**TO DO:** In the listing below, identify each line with the word "color" and return those lines.

**Source records:**
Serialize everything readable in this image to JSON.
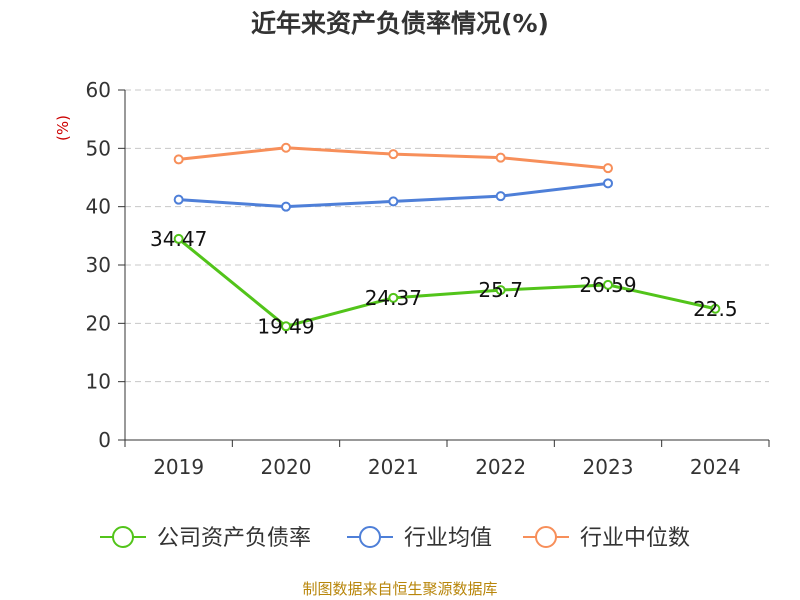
{
  "chart_data": {
    "type": "line",
    "title": "近年来资产负债率情况(%)",
    "ylabel": "(%)",
    "xlabel": "",
    "categories": [
      "2019",
      "2020",
      "2021",
      "2022",
      "2023",
      "2024"
    ],
    "ylim": [
      0,
      60
    ],
    "yticks": [
      0,
      10,
      20,
      30,
      40,
      50,
      60
    ],
    "grid": true,
    "legend_position": "bottom",
    "series": [
      {
        "name": "公司资产负债率",
        "color": "#52c41a",
        "values": [
          34.47,
          19.49,
          24.37,
          25.7,
          26.59,
          22.5
        ],
        "labels": [
          "34.47",
          "19.49",
          "24.37",
          "25.7",
          "26.59",
          "22.5"
        ]
      },
      {
        "name": "行业均值",
        "color": "#4e7fd8",
        "values": [
          41.2,
          40.0,
          40.9,
          41.8,
          44.0,
          null
        ]
      },
      {
        "name": "行业中位数",
        "color": "#f78f5a",
        "values": [
          48.1,
          50.1,
          49.0,
          48.4,
          46.6,
          null
        ]
      }
    ],
    "source": "制图数据来自恒生聚源数据库"
  }
}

**TASK OUTPUT:**
        "color": "#52c41a",
        "color": "#4e7fd8",
        "color": "#f78f5a",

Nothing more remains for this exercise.